• **What to produce**
What is the count of lines in the listing below that hold the string "their"? Reply with that number alone.

═══ Data entries

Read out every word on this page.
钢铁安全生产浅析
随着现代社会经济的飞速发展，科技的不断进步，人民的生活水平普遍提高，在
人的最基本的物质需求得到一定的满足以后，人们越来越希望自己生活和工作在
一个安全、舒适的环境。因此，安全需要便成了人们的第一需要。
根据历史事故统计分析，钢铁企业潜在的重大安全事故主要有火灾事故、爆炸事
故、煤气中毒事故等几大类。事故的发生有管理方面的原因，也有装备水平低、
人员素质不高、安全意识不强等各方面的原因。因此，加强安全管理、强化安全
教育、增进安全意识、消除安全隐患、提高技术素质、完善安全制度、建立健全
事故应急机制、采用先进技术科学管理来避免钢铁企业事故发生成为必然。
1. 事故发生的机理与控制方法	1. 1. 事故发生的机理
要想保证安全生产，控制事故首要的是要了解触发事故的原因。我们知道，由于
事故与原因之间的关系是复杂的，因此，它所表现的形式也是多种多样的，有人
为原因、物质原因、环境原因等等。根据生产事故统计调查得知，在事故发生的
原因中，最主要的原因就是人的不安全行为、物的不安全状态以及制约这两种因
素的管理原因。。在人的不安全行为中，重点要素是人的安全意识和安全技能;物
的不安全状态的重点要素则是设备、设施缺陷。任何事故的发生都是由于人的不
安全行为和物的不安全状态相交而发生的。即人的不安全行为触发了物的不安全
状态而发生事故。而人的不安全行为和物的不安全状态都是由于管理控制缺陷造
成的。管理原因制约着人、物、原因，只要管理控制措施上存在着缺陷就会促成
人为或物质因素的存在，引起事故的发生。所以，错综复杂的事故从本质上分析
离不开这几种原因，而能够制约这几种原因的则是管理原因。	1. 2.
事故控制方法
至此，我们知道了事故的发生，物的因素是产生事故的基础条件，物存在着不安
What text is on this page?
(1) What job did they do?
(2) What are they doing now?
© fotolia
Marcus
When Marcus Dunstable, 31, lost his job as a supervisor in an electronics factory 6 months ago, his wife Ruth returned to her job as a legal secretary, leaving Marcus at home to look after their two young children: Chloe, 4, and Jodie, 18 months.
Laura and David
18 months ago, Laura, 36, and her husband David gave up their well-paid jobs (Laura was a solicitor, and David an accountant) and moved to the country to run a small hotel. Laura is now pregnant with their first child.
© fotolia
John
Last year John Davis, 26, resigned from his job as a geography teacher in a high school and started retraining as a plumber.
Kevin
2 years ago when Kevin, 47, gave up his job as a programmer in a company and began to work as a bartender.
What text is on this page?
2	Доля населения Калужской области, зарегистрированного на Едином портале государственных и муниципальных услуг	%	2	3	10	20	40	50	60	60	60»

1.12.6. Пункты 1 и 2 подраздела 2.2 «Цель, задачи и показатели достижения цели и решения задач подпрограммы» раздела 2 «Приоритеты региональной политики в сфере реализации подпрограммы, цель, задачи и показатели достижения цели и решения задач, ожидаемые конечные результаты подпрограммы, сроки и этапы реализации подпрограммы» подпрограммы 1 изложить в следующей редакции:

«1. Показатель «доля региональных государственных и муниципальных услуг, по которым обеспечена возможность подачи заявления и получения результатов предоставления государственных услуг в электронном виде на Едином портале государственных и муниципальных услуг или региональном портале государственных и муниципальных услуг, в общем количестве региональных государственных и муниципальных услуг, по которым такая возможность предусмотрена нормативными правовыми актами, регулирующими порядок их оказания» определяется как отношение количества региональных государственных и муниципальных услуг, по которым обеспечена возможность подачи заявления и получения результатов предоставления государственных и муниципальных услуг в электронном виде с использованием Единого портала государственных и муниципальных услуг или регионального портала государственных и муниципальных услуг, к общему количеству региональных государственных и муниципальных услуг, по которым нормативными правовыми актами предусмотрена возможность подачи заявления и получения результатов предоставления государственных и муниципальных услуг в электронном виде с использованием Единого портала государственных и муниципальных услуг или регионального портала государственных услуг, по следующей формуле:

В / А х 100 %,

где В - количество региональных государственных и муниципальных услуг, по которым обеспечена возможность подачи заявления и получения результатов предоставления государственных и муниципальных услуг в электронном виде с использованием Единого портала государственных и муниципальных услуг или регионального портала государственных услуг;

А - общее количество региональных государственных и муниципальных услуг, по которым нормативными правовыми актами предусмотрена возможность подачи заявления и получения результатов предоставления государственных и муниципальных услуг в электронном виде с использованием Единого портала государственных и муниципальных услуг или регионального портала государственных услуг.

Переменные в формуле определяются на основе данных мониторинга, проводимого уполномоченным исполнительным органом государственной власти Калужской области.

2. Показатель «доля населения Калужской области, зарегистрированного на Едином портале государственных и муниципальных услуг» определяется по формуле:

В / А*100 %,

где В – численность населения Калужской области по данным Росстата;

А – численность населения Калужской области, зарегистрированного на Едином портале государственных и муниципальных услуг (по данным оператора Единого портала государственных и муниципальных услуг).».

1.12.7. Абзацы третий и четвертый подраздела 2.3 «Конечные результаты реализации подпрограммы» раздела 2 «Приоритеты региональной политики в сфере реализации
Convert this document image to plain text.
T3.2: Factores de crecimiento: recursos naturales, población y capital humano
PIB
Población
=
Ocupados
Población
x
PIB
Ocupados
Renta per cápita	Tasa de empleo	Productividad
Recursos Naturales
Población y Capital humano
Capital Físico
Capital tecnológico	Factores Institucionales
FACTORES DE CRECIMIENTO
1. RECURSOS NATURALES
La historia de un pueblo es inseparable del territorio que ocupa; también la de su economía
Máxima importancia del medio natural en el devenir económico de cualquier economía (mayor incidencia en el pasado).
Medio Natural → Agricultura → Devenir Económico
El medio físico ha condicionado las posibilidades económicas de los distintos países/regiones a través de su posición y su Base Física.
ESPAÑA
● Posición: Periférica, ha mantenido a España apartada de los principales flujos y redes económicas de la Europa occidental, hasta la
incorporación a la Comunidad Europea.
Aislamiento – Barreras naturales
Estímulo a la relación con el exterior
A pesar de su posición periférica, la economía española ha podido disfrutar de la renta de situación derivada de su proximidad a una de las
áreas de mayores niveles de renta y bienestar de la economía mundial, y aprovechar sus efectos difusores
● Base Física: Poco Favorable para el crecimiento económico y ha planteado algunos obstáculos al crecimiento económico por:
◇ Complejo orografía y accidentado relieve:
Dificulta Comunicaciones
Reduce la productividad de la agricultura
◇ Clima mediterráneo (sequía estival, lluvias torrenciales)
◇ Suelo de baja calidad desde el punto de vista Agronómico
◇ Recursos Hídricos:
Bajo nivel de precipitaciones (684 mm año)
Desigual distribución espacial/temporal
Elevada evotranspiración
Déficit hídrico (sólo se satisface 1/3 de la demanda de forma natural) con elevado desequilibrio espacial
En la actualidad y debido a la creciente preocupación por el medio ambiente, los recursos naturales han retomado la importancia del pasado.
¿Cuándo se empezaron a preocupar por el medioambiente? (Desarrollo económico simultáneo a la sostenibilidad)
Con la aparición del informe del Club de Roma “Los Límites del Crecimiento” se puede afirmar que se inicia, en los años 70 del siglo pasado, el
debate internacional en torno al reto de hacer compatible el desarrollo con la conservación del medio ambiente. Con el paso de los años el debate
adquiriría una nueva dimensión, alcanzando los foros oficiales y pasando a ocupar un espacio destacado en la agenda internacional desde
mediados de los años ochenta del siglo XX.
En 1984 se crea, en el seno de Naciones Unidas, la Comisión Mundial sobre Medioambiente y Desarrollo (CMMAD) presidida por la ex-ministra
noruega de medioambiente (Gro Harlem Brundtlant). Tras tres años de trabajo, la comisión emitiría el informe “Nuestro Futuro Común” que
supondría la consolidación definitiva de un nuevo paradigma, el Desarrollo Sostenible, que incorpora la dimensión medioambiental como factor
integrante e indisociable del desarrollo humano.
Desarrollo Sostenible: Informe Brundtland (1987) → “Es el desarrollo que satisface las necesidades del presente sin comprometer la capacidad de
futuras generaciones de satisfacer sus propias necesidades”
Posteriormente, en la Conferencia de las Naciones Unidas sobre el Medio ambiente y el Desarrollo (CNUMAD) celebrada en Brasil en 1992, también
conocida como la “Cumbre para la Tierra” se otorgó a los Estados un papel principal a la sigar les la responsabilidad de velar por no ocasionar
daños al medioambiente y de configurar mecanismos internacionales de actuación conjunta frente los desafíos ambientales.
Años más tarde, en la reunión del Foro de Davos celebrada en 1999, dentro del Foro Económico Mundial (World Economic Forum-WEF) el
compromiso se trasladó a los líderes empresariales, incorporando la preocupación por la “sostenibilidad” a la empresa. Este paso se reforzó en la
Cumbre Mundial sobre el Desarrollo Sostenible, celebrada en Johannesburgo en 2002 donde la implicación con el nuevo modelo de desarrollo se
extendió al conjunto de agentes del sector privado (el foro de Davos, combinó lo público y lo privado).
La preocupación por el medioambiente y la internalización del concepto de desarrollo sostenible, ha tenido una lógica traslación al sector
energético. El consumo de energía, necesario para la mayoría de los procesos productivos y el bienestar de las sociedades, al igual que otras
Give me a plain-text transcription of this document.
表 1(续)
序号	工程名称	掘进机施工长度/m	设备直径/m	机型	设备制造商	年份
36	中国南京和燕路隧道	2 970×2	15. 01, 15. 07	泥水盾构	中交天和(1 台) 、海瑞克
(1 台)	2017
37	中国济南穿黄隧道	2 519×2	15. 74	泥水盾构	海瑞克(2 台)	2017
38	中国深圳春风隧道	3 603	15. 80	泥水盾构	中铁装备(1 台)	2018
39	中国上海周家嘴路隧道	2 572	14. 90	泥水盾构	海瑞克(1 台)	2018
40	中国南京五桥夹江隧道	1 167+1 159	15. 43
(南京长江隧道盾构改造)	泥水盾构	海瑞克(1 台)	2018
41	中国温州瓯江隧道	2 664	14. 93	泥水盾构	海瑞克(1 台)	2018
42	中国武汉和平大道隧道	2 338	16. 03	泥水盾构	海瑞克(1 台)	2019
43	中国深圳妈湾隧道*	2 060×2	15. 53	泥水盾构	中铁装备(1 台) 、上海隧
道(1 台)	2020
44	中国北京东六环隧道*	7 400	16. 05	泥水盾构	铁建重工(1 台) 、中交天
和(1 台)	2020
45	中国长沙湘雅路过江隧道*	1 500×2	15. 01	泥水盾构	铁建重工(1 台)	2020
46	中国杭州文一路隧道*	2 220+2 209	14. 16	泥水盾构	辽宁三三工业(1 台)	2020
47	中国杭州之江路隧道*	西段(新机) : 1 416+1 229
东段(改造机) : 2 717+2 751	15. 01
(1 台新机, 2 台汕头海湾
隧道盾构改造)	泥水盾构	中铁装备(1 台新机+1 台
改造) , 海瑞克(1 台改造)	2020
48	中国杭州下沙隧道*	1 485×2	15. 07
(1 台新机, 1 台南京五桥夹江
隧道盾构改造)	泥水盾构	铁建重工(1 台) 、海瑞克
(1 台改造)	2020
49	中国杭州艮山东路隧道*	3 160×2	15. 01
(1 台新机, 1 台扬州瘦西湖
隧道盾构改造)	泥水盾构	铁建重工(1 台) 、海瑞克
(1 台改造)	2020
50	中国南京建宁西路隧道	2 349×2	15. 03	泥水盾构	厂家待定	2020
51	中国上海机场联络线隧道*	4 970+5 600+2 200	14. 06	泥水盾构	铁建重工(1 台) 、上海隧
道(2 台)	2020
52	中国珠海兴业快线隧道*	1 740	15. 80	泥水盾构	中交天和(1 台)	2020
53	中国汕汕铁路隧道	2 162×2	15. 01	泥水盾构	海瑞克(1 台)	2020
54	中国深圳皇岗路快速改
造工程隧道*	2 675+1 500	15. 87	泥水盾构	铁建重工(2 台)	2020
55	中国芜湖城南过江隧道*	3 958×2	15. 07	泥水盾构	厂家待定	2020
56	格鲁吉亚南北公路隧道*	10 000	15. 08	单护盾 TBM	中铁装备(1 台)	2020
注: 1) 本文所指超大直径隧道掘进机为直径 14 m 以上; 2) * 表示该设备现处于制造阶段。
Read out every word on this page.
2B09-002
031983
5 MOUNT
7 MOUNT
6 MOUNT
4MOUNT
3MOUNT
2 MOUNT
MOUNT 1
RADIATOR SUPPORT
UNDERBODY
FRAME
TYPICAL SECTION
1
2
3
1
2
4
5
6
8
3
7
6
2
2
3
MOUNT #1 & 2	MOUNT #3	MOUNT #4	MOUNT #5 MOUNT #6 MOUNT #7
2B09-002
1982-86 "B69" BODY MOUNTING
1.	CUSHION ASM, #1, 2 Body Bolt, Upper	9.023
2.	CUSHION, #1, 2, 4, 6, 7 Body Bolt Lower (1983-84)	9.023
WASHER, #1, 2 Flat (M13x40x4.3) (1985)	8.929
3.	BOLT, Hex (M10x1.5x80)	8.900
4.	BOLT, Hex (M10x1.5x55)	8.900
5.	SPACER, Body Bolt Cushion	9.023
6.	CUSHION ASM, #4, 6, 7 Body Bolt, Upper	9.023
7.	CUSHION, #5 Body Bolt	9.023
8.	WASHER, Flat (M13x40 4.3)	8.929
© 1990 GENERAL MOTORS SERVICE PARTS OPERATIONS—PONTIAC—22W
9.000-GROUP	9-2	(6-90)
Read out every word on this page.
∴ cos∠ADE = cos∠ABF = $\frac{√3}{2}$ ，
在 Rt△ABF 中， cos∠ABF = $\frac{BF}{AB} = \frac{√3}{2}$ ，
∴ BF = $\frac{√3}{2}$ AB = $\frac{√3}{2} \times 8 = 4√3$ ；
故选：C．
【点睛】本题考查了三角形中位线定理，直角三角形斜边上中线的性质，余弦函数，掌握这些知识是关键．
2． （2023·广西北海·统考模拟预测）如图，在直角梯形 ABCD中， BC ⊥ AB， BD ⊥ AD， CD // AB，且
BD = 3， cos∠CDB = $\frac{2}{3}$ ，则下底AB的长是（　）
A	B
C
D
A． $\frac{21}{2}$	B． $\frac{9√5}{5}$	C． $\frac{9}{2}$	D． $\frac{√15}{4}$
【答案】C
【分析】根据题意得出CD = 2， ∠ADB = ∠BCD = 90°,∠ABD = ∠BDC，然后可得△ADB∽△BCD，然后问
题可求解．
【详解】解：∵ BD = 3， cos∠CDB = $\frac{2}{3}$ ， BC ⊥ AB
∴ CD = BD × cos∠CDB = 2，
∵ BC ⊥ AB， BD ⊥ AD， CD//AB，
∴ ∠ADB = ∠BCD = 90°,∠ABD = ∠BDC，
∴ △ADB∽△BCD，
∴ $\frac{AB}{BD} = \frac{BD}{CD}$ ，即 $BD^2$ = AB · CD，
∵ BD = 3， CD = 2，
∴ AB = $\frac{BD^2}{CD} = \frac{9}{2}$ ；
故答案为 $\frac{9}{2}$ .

══════

• **Task result**
2